• **ЗАДАНИЕ**:
Ответьте на вопросы по тексту о сносе церкви Параскевы-Пятницы:
1. С кем статья сравнивает церковь в первом описании?
2. Какой части церкви уже нет?
3. Чей дом белеет в глубине извозчичьего двора рядом с церковью?

• **ТЕКСТ**:
+ + + + +

5 июля. На посрамление нашему времени прилагаю срамноугодливую статейку «Известий» о разрушении «Параскевы-Пятницы», этой изящнейшей церкви, архитектурно прекрасной и крепкой.
4/VII 1928 г. «Известия»
ПОСЛЕДНИЕ ДНИ ПАРАСКЕВЫ.
Крепкая, приземистая, широкобокая, дебелая, как старозаветная московская купчиха, обнесена старая церковь забором, на живую нитку сшитым из новенького теса. Тонкой, еле заметной пеленой стоит над церковью известковая пыль, на штукатурке стен свежие раны, в которых видна кирпичная кладка, церковь обезглавлена: купола уже нет. В пустых просветах бывшей «главы» мелькают рабочие. Копошатся они и на крыше и внизу, где свалены балки, кучи кирпича и щебня и стоят могучие битюги с проводами. Рушат церковь.
Слишком уж вольготно расселась древняя купчиха, расползлась по Охотному ряду — нет свободного хода ни трамваям, ни рычащим автобусам и легковым машинам, ни человеческим потокам. Москва распухает, растет, каждый месяц дает прирост населения на десятки тысяч. Советская Москва, как скопидом, дрожит сейчас над каждым клочком лишней площади. Пробивает новые дыры в Китайгородских стенах, — сносит старую архитектурную рухлядь, (льстецы, льстецы!.. — И.Ш. ), загромождающую драгоценные участки земли. Цель одна — борьба со склерозом сложного городского организма: лишь бы не закупорились артерии и вены столичного движения.
Дошла очередь и до Параскевы-Пятницы.
Любопытно ее расположение. С одной стороны, в глубине грязного извозчичьего двора, белеет своими колонками, кокошниками и орнаментами дом князя Голицына, похожий на пряничный домик из детской сказки. С другой — гирляндой вывески Охотного ряда. Тут — рябчики, паюсная икра, балыки. Чрево Москвы, старой, гурманской, обжорливой Москвы. Охотный ряд, ставший именем нарицательным, родина былых охотнорядцев, дюжих лабазников, купеческих молодцов, когда-то дробивших скулы и проламывавших головы «жидов и сицилистов». А цитадель, оплот, пуп Охотного ряда — вот эта самая дебелая Параскева-Пятница, сносимая сейчас. По кирпичику.
Первые дни около нее целые дни были «летучие митинги».

+ + + + +

• **ИСХОДНЫЕ ДАННЫЕ**:
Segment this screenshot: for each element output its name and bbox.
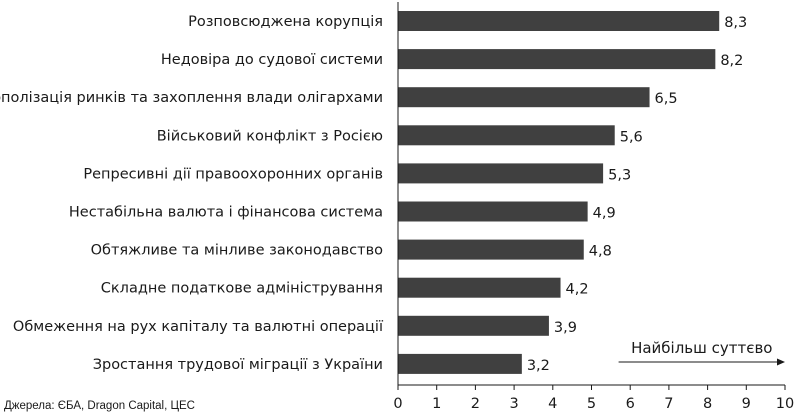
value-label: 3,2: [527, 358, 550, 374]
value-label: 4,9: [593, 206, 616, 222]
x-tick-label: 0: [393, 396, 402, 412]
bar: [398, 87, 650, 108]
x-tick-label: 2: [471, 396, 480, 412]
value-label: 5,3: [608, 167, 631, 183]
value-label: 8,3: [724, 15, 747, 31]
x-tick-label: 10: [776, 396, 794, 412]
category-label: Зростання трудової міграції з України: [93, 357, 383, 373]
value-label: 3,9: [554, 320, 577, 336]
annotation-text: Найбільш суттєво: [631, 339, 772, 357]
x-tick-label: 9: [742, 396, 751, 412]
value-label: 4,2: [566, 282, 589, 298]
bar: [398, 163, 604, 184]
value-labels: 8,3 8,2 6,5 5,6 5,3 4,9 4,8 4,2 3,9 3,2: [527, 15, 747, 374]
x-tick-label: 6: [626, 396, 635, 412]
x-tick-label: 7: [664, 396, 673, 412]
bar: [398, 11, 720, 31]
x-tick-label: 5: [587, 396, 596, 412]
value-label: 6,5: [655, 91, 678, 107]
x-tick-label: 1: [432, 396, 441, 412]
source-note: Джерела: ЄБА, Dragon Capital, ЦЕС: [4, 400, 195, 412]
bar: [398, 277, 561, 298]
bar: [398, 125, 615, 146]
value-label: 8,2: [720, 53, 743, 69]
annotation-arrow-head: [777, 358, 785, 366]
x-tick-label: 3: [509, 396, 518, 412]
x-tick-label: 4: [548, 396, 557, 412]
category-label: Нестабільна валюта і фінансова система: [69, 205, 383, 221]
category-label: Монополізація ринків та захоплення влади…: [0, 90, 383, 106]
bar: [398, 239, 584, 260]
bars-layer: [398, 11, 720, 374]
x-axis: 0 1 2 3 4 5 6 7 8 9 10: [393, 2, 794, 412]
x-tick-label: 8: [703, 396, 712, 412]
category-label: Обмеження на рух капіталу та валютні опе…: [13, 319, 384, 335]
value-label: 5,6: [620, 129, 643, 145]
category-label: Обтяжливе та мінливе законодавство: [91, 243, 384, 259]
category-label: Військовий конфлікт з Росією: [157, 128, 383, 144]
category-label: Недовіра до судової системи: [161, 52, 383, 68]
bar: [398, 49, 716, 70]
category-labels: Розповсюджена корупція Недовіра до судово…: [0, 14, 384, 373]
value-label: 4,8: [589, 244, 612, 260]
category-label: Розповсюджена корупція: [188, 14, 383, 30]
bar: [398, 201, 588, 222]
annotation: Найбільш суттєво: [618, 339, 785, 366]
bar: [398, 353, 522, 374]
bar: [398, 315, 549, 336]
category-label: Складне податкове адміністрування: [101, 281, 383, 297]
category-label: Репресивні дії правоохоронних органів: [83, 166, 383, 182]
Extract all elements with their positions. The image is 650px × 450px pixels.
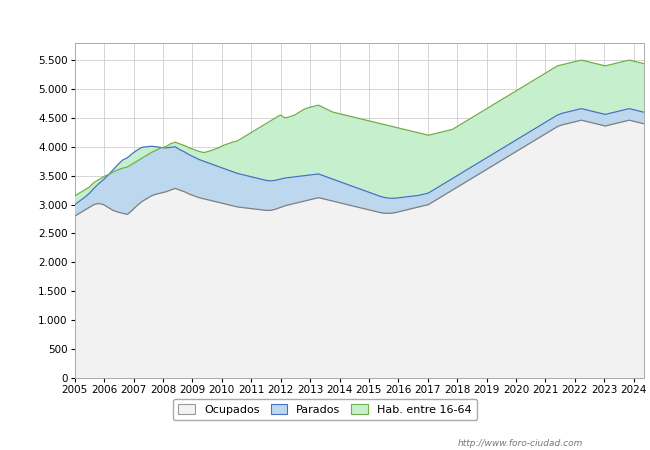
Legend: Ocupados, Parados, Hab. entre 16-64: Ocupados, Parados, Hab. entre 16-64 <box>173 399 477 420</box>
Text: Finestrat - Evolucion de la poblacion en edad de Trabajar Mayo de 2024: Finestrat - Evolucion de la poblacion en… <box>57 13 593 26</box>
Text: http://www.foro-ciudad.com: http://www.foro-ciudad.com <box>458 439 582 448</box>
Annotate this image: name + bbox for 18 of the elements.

+ + + + +

• **ОТВЕТ**:
1. Со старозаветной московской купчихой.
2. Купола.
3. Дом князя Голицына.